PROBLEM TO WORK ON —
Copy each line exactly.

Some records
◇ ◇ ◇ ◇

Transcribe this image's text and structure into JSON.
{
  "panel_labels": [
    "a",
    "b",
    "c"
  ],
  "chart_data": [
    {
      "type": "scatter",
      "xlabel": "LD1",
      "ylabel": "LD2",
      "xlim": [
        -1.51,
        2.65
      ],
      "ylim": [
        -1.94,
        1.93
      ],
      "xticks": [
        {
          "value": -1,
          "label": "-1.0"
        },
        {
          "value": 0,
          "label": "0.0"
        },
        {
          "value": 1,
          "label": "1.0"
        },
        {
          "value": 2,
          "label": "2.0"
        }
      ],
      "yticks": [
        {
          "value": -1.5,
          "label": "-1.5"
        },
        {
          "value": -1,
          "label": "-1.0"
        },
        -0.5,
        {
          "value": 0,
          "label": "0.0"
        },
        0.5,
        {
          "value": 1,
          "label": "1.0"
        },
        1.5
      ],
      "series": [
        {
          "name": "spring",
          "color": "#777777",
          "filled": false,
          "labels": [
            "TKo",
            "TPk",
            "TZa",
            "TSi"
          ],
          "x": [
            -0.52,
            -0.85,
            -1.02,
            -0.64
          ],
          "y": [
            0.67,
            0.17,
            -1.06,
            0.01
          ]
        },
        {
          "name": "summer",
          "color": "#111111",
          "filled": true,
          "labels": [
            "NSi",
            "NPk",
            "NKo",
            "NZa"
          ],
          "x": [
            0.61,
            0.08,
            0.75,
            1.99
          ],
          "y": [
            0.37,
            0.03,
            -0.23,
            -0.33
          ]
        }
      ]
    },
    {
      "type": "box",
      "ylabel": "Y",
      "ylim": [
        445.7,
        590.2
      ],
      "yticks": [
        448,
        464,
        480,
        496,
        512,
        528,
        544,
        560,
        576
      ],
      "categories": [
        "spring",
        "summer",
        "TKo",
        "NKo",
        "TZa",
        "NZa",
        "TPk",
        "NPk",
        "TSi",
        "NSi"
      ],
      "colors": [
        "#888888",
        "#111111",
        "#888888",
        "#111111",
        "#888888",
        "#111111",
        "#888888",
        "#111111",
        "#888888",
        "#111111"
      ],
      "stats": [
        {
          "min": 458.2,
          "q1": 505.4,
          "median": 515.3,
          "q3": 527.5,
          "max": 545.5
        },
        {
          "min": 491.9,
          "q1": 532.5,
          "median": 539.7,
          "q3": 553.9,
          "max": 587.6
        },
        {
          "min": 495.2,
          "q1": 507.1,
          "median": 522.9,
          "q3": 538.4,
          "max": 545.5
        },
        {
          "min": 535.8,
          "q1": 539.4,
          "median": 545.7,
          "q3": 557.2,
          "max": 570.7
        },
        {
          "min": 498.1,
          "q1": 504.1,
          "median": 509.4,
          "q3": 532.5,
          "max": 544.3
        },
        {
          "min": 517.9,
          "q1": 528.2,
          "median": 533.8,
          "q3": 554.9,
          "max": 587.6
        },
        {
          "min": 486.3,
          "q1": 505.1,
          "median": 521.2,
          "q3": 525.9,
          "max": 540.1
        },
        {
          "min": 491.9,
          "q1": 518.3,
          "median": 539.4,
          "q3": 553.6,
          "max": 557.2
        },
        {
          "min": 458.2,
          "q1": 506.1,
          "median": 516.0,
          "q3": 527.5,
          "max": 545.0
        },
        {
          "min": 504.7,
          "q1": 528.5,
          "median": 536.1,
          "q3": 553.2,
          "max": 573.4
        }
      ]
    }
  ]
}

◇ ◇ ◇ ◇

FULL RESPONSE —
Transcribe this image's text and structure into JSON.
{
  "panel_labels": [
    "a",
    "b",
    "c"
  ],
  "chart_data": [
    {
      "type": "scatter",
      "xlabel": "LD1",
      "ylabel": "LD2",
      "xlim": [
        -1.51,
        2.65
      ],
      "ylim": [
        -1.94,
        1.93
      ],
      "xticks": [
        {
          "value": -1,
          "label": "-1.0"
        },
        {
          "value": 0,
          "label": "0.0"
        },
        {
          "value": 1,
          "label": "1.0"
        },
        {
          "value": 2,
          "label": "2.0"
        }
      ],
      "yticks": [
        {
          "value": -1.5,
          "label": "-1.5"
        },
        {
          "value": -1,
          "label": "-1.0"
        },
        -0.5,
        {
          "value": 0,
          "label": "0.0"
        },
        0.5,
        {
          "value": 1,
          "label": "1.0"
        },
        1.5
      ],
      "series": [
        {
          "name": "spring",
          "color": "#777777",
          "filled": false,
          "labels": [
            "TKo",
            "TPk",
            "TZa",
            "TSi"
          ],
          "x": [
            -0.52,
            -0.85,
            -1.02,
            -0.64
          ],
          "y": [
            0.67,
            0.17,
            -1.06,
            0.01
          ]
        },
        {
          "name": "summer",
          "color": "#111111",
          "filled": true,
          "labels": [
            "NSi",
            "NPk",
            "NKo",
            "NZa"
          ],
          "x": [
            0.61,
            0.08,
            0.75,
            1.99
          ],
          "y": [
            0.37,
            0.03,
            -0.23,
            -0.33
          ]
        }
      ]
    },
    {
      "type": "box",
      "ylabel": "Y",
      "ylim": [
        445.7,
        590.2
      ],
      "yticks": [
        448,
        464,
        480,
        496,
        512,
        528,
        544,
        560,
        576
      ],
      "categories": [
        "spring",
        "summer",
        "TKo",
        "NKo",
        "TZa",
        "NZa",
        "TPk",
        "NPk",
        "TSi",
        "NSi"
      ],
      "colors": [
        "#888888",
        "#111111",
        "#888888",
        "#111111",
        "#888888",
        "#111111",
        "#888888",
        "#111111",
        "#888888",
        "#111111"
      ],
      "stats": [
        {
          "min": 458.2,
          "q1": 505.4,
          "median": 515.3,
          "q3": 527.5,
          "max": 545.5
        },
        {
          "min": 491.9,
          "q1": 532.5,
          "median": 539.7,
          "q3": 553.9,
          "max": 587.6
        },
        {
          "min": 495.2,
          "q1": 507.1,
          "median": 522.9,
          "q3": 538.4,
          "max": 545.5
        },
        {
          "min": 535.8,
          "q1": 539.4,
          "median": 545.7,
          "q3": 557.2,
          "max": 570.7
        },
        {
          "min": 498.1,
          "q1": 504.1,
          "median": 509.4,
          "q3": 532.5,
          "max": 544.3
        },
        {
          "min": 517.9,
          "q1": 528.2,
          "median": 533.8,
          "q3": 554.9,
          "max": 587.6
        },
        {
          "min": 486.3,
          "q1": 505.1,
          "median": 521.2,
          "q3": 525.9,
          "max": 540.1
        },
        {
          "min": 491.9,
          "q1": 518.3,
          "median": 539.4,
          "q3": 553.6,
          "max": 557.2
        },
        {
          "min": 458.2,
          "q1": 506.1,
          "median": 516.0,
          "q3": 527.5,
          "max": 545.0
        },
        {
          "min": 504.7,
          "q1": 528.5,
          "median": 536.1,
          "q3": 553.2,
          "max": 573.4
        }
      ]
    }
  ]
}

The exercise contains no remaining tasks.